STATED EXERCISE
Return all of the entries exactly, with nothing added or left out.

(Collected data)

##############################

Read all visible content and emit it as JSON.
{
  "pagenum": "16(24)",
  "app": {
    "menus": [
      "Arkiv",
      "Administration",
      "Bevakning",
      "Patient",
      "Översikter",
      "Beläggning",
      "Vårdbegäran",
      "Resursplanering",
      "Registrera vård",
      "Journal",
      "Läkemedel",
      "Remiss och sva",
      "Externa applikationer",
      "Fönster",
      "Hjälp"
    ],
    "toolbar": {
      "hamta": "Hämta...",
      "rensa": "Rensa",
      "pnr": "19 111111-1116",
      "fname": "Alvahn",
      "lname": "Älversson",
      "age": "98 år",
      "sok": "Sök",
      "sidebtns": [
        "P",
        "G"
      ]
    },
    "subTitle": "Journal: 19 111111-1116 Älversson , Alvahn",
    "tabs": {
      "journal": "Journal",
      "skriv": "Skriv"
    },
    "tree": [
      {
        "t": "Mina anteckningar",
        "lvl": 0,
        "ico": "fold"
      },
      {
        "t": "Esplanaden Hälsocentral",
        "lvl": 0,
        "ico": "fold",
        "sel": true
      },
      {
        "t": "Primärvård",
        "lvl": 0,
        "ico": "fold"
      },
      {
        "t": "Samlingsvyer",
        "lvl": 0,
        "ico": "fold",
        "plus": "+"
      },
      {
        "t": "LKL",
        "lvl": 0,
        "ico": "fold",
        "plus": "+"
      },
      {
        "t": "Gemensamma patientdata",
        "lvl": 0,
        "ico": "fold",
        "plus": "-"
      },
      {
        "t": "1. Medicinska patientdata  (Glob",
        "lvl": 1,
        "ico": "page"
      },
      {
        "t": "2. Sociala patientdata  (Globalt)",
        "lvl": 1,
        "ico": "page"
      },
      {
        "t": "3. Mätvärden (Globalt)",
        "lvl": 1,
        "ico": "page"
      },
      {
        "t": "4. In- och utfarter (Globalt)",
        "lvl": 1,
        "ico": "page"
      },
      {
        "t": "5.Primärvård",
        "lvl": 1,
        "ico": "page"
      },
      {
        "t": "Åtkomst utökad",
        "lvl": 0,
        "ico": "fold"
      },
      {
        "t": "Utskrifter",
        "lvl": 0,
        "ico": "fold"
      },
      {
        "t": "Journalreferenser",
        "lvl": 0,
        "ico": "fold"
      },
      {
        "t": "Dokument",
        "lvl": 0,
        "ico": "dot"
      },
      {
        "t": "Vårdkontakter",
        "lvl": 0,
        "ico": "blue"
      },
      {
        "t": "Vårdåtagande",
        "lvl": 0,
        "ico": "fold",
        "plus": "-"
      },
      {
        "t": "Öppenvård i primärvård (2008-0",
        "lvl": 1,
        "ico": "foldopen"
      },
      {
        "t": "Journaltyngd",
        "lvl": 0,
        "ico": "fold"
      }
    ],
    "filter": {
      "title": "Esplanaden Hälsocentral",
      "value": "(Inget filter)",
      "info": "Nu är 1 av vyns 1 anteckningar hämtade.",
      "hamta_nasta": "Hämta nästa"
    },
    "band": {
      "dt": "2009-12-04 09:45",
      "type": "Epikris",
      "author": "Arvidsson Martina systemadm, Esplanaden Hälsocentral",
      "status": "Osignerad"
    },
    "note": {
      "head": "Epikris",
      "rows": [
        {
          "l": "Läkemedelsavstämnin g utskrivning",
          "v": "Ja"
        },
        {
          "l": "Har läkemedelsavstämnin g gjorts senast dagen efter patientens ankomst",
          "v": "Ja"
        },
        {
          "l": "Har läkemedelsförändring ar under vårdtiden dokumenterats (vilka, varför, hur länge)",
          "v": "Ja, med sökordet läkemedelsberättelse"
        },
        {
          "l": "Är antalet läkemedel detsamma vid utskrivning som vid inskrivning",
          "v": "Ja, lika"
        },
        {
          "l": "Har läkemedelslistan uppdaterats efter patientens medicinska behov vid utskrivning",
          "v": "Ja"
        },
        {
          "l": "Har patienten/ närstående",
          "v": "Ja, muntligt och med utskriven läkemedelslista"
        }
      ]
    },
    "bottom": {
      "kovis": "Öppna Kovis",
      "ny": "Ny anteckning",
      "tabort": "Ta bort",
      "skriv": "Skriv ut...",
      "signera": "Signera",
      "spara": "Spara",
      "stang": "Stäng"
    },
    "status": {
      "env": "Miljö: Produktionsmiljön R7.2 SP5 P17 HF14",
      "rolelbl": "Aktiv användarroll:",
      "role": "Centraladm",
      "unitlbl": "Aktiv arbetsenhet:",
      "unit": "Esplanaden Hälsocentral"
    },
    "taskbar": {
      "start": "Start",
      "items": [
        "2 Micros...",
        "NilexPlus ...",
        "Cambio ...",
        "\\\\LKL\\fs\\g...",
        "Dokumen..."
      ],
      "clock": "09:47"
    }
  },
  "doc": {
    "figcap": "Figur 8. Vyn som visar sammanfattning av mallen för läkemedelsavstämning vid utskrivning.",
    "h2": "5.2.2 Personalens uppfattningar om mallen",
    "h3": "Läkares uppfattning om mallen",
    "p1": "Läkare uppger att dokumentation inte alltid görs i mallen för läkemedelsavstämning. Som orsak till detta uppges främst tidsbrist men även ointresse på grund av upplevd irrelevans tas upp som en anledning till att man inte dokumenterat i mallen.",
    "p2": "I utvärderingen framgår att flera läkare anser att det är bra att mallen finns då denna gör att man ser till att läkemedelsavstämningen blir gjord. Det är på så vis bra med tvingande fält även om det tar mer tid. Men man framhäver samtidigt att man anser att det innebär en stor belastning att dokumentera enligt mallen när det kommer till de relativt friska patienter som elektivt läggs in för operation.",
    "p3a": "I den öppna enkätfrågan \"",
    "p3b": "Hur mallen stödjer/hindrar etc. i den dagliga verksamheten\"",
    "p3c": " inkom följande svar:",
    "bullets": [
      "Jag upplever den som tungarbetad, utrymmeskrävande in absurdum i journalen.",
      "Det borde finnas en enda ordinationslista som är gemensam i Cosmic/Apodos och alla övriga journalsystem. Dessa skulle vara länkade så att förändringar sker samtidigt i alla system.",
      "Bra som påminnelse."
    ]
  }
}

##############################

EXERCISE SOLUTION
Read all visible content and emit it as JSON.
{
  "pagenum": "16(24)",
  "app": {
    "menus": [
      "Arkiv",
      "Administration",
      "Bevakning",
      "Patient",
      "Översikter",
      "Beläggning",
      "Vårdbegäran",
      "Resursplanering",
      "Registrera vård",
      "Journal",
      "Läkemedel",
      "Remiss och sva",
      "Externa applikationer",
      "Fönster",
      "Hjälp"
    ],
    "toolbar": {
      "hamta": "Hämta...",
      "rensa": "Rensa",
      "pnr": "19 111111-1116",
      "fname": "Alvahn",
      "lname": "Älversson",
      "age": "98 år",
      "sok": "Sök",
      "sidebtns": [
        "P",
        "G"
      ]
    },
    "subTitle": "Journal: 19 111111-1116 Älversson , Alvahn",
    "tabs": {
      "journal": "Journal",
      "skriv": "Skriv"
    },
    "tree": [
      {
        "t": "Mina anteckningar",
        "lvl": 0,
        "ico": "fold"
      },
      {
        "t": "Esplanaden Hälsocentral",
        "lvl": 0,
        "ico": "fold",
        "sel": true
      },
      {
        "t": "Primärvård",
        "lvl": 0,
        "ico": "fold"
      },
      {
        "t": "Samlingsvyer",
        "lvl": 0,
        "ico": "fold",
        "plus": "+"
      },
      {
        "t": "LKL",
        "lvl": 0,
        "ico": "fold",
        "plus": "+"
      },
      {
        "t": "Gemensamma patientdata",
        "lvl": 0,
        "ico": "fold",
        "plus": "-"
      },
      {
        "t": "1. Medicinska patientdata  (Glob",
        "lvl": 1,
        "ico": "page"
      },
      {
        "t": "2. Sociala patientdata  (Globalt)",
        "lvl": 1,
        "ico": "page"
      },
      {
        "t": "3. Mätvärden (Globalt)",
        "lvl": 1,
        "ico": "page"
      },
      {
        "t": "4. In- och utfarter (Globalt)",
        "lvl": 1,
        "ico": "page"
      },
      {
        "t": "5.Primärvård",
        "lvl": 1,
        "ico": "page"
      },
      {
        "t": "Åtkomst utökad",
        "lvl": 0,
        "ico": "fold"
      },
      {
        "t": "Utskrifter",
        "lvl": 0,
        "ico": "fold"
      },
      {
        "t": "Journalreferenser",
        "lvl": 0,
        "ico": "fold"
      },
      {
        "t": "Dokument",
        "lvl": 0,
        "ico": "dot"
      },
      {
        "t": "Vårdkontakter",
        "lvl": 0,
        "ico": "blue"
      },
      {
        "t": "Vårdåtagande",
        "lvl": 0,
        "ico": "fold",
        "plus": "-"
      },
      {
        "t": "Öppenvård i primärvård (2008-0",
        "lvl": 1,
        "ico": "foldopen"
      },
      {
        "t": "Journaltyngd",
        "lvl": 0,
        "ico": "fold"
      }
    ],
    "filter": {
      "title": "Esplanaden Hälsocentral",
      "value": "(Inget filter)",
      "info": "Nu är 1 av vyns 1 anteckningar hämtade.",
      "hamta_nasta": "Hämta nästa"
    },
    "band": {
      "dt": "2009-12-04 09:45",
      "type": "Epikris",
      "author": "Arvidsson Martina systemadm, Esplanaden Hälsocentral",
      "status": "Osignerad"
    },
    "note": {
      "head": "Epikris",
      "rows": [
        {
          "l": "Läkemedelsavstämnin g utskrivning",
          "v": "Ja"
        },
        {
          "l": "Har läkemedelsavstämnin g gjorts senast dagen efter patientens ankomst",
          "v": "Ja"
        },
        {
          "l": "Har läkemedelsförändring ar under vårdtiden dokumenterats (vilka, varför, hur länge)",
          "v": "Ja, med sökordet läkemedelsberättelse"
        },
        {
          "l": "Är antalet läkemedel detsamma vid utskrivning som vid inskrivning",
          "v": "Ja, lika"
        },
        {
          "l": "Har läkemedelslistan uppdaterats efter patientens medicinska behov vid utskrivning",
          "v": "Ja"
        },
        {
          "l": "Har patienten/ närstående",
          "v": "Ja, muntligt och med utskriven läkemedelslista"
        }
      ]
    },
    "bottom": {
      "kovis": "Öppna Kovis",
      "ny": "Ny anteckning",
      "tabort": "Ta bort",
      "skriv": "Skriv ut...",
      "signera": "Signera",
      "spara": "Spara",
      "stang": "Stäng"
    },
    "status": {
      "env": "Miljö: Produktionsmiljön R7.2 SP5 P17 HF14",
      "rolelbl": "Aktiv användarroll:",
      "role": "Centraladm",
      "unitlbl": "Aktiv arbetsenhet:",
      "unit": "Esplanaden Hälsocentral"
    },
    "taskbar": {
      "start": "Start",
      "items": [
        "2 Micros...",
        "NilexPlus ...",
        "Cambio ...",
        "\\\\LKL\\fs\\g...",
        "Dokumen..."
      ],
      "clock": "09:47"
    }
  },
  "doc": {
    "figcap": "Figur 8. Vyn som visar sammanfattning av mallen för läkemedelsavstämning vid utskrivning.",
    "h2": "5.2.2 Personalens uppfattningar om mallen",
    "h3": "Läkares uppfattning om mallen",
    "p1": "Läkare uppger att dokumentation inte alltid görs i mallen för läkemedelsavstämning. Som orsak till detta uppges främst tidsbrist men även ointresse på grund av upplevd irrelevans tas upp som en anledning till att man inte dokumenterat i mallen.",
    "p2": "I utvärderingen framgår att flera läkare anser att det är bra att mallen finns då denna gör att man ser till att läkemedelsavstämningen blir gjord. Det är på så vis bra med tvingande fält även om det tar mer tid. Men man framhäver samtidigt att man anser att det innebär en stor belastning att dokumentera enligt mallen när det kommer till de relativt friska patienter som elektivt läggs in för operation.",
    "p3a": "I den öppna enkätfrågan \"",
    "p3b": "Hur mallen stödjer/hindrar etc. i den dagliga verksamheten\"",
    "p3c": " inkom följande svar:",
    "bullets": [
      "Jag upplever den som tungarbetad, utrymmeskrävande in absurdum i journalen.",
      "Det borde finnas en enda ordinationslista som är gemensam i Cosmic/Apodos och alla övriga journalsystem. Dessa skulle vara länkade så att förändringar sker samtidigt i alla system.",
      "Bra som påminnelse."
    ]
  }
}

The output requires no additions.